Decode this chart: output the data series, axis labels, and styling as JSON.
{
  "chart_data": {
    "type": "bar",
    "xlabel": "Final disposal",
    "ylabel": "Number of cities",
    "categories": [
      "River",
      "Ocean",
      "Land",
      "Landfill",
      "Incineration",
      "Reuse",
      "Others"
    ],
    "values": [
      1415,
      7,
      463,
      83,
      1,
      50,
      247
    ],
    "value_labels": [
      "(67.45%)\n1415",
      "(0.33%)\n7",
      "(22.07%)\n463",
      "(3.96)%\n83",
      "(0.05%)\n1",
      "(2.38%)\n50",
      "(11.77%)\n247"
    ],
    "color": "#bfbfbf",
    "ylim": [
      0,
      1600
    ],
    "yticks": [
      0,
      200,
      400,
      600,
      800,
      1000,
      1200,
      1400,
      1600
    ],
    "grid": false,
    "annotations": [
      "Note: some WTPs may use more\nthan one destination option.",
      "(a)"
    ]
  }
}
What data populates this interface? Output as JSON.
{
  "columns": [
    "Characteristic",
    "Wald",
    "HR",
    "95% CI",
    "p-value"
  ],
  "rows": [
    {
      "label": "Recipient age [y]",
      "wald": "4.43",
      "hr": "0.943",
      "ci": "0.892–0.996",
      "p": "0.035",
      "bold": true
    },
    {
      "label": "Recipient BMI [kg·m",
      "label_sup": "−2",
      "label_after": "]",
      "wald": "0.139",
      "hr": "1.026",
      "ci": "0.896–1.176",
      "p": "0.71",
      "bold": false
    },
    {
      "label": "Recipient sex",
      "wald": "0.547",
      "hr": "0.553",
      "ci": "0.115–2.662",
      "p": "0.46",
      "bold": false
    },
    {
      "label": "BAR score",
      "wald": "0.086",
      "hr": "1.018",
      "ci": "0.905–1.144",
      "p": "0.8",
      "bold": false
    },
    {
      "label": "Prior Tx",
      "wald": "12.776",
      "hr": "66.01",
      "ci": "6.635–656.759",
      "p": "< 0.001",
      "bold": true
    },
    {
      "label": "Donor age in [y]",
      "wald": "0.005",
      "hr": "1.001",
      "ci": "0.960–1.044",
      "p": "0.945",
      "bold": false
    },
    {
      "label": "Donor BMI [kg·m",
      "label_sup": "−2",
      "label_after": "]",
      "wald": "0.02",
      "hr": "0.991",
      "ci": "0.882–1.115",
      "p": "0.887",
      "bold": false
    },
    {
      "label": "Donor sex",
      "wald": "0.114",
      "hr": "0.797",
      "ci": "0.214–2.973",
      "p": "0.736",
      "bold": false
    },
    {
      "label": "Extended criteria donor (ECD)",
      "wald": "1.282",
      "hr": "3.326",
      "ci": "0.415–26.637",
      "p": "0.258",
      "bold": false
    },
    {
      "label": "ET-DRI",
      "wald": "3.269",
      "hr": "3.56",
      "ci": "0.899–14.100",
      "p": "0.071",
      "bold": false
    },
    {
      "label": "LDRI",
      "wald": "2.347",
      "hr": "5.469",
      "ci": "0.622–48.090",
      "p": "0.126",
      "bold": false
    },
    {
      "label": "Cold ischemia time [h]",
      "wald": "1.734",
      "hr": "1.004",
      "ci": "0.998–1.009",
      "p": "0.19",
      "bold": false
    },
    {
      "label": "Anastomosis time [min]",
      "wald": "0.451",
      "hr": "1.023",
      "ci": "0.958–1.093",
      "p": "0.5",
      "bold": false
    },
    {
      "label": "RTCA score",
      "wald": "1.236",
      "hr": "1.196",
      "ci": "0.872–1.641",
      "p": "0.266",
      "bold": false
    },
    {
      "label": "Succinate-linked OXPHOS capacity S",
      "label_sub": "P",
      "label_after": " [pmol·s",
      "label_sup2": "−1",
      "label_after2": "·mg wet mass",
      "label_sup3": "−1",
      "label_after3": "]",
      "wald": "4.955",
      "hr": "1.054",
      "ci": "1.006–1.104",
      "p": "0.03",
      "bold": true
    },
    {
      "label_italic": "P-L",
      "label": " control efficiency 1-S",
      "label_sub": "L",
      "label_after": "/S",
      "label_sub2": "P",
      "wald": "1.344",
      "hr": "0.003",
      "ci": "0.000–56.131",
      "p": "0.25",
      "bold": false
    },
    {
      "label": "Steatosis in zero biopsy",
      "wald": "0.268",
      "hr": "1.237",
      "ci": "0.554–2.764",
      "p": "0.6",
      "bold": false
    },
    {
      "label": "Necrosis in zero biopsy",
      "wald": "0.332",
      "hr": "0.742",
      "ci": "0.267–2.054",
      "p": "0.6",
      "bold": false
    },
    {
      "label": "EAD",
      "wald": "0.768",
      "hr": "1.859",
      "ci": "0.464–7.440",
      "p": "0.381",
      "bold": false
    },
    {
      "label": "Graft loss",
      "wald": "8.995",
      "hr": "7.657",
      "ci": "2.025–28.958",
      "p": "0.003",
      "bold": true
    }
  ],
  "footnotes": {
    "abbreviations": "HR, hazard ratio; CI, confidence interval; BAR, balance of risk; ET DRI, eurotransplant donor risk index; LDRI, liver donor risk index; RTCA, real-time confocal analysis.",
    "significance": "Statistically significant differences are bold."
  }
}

→ GOAL:
Extract every record. Keep wording exact.

→ TASK ANSWER:
Decode this chart: output the data series, axis labels, and styling as JSON.
{
  "chart_data": {
    "type": "bar",
    "xlabel": "Final disposal",
    "ylabel": "Number of cities",
    "categories": [
      "River",
      "Ocean",
      "Land",
      "Landfill",
      "Incineration",
      "Reuse",
      "Others"
    ],
    "values": [
      1415,
      7,
      463,
      83,
      1,
      50,
      247
    ],
    "value_labels": [
      "(67.45%)\n1415",
      "(0.33%)\n7",
      "(22.07%)\n463",
      "(3.96)%\n83",
      "(0.05%)\n1",
      "(2.38%)\n50",
      "(11.77%)\n247"
    ],
    "color": "#bfbfbf",
    "ylim": [
      0,
      1600
    ],
    "yticks": [
      0,
      200,
      400,
      600,
      800,
      1000,
      1200,
      1400,
      1600
    ],
    "grid": false,
    "annotations": [
      "Note: some WTPs may use more\nthan one destination option.",
      "(a)"
    ]
  }
}
What data populates this interface? Output as JSON.
{
  "columns": [
    "Characteristic",
    "Wald",
    "HR",
    "95% CI",
    "p-value"
  ],
  "rows": [
    {
      "label": "Recipient age [y]",
      "wald": "4.43",
      "hr": "0.943",
      "ci": "0.892–0.996",
      "p": "0.035",
      "bold": true
    },
    {
      "label": "Recipient BMI [kg·m",
      "label_sup": "−2",
      "label_after": "]",
      "wald": "0.139",
      "hr": "1.026",
      "ci": "0.896–1.176",
      "p": "0.71",
      "bold": false
    },
    {
      "label": "Recipient sex",
      "wald": "0.547",
      "hr": "0.553",
      "ci": "0.115–2.662",
      "p": "0.46",
      "bold": false
    },
    {
      "label": "BAR score",
      "wald": "0.086",
      "hr": "1.018",
      "ci": "0.905–1.144",
      "p": "0.8",
      "bold": false
    },
    {
      "label": "Prior Tx",
      "wald": "12.776",
      "hr": "66.01",
      "ci": "6.635–656.759",
      "p": "< 0.001",
      "bold": true
    },
    {
      "label": "Donor age in [y]",
      "wald": "0.005",
      "hr": "1.001",
      "ci": "0.960–1.044",
      "p": "0.945",
      "bold": false
    },
    {
      "label": "Donor BMI [kg·m",
      "label_sup": "−2",
      "label_after": "]",
      "wald": "0.02",
      "hr": "0.991",
      "ci": "0.882–1.115",
      "p": "0.887",
      "bold": false
    },
    {
      "label": "Donor sex",
      "wald": "0.114",
      "hr": "0.797",
      "ci": "0.214–2.973",
      "p": "0.736",
      "bold": false
    },
    {
      "label": "Extended criteria donor (ECD)",
      "wald": "1.282",
      "hr": "3.326",
      "ci": "0.415–26.637",
      "p": "0.258",
      "bold": false
    },
    {
      "label": "ET-DRI",
      "wald": "3.269",
      "hr": "3.56",
      "ci": "0.899–14.100",
      "p": "0.071",
      "bold": false
    },
    {
      "label": "LDRI",
      "wald": "2.347",
      "hr": "5.469",
      "ci": "0.622–48.090",
      "p": "0.126",
      "bold": false
    },
    {
      "label": "Cold ischemia time [h]",
      "wald": "1.734",
      "hr": "1.004",
      "ci": "0.998–1.009",
      "p": "0.19",
      "bold": false
    },
    {
      "label": "Anastomosis time [min]",
      "wald": "0.451",
      "hr": "1.023",
      "ci": "0.958–1.093",
      "p": "0.5",
      "bold": false
    },
    {
      "label": "RTCA score",
      "wald": "1.236",
      "hr": "1.196",
      "ci": "0.872–1.641",
      "p": "0.266",
      "bold": false
    },
    {
      "label": "Succinate-linked OXPHOS capacity S",
      "label_sub": "P",
      "label_after": " [pmol·s",
      "label_sup2": "−1",
      "label_after2": "·mg wet mass",
      "label_sup3": "−1",
      "label_after3": "]",
      "wald": "4.955",
      "hr": "1.054",
      "ci": "1.006–1.104",
      "p": "0.03",
      "bold": true
    },
    {
      "label_italic": "P-L",
      "label": " control efficiency 1-S",
      "label_sub": "L",
      "label_after": "/S",
      "label_sub2": "P",
      "wald": "1.344",
      "hr": "0.003",
      "ci": "0.000–56.131",
      "p": "0.25",
      "bold": false
    },
    {
      "label": "Steatosis in zero biopsy",
      "wald": "0.268",
      "hr": "1.237",
      "ci": "0.554–2.764",
      "p": "0.6",
      "bold": false
    },
    {
      "label": "Necrosis in zero biopsy",
      "wald": "0.332",
      "hr": "0.742",
      "ci": "0.267–2.054",
      "p": "0.6",
      "bold": false
    },
    {
      "label": "EAD",
      "wald": "0.768",
      "hr": "1.859",
      "ci": "0.464–7.440",
      "p": "0.381",
      "bold": false
    },
    {
      "label": "Graft loss",
      "wald": "8.995",
      "hr": "7.657",
      "ci": "2.025–28.958",
      "p": "0.003",
      "bold": true
    }
  ],
  "footnotes": {
    "abbreviations": "HR, hazard ratio; CI, confidence interval; BAR, balance of risk; ET DRI, eurotransplant donor risk index; LDRI, liver donor risk index; RTCA, real-time confocal analysis.",
    "significance": "Statistically significant differences are bold."
  }
}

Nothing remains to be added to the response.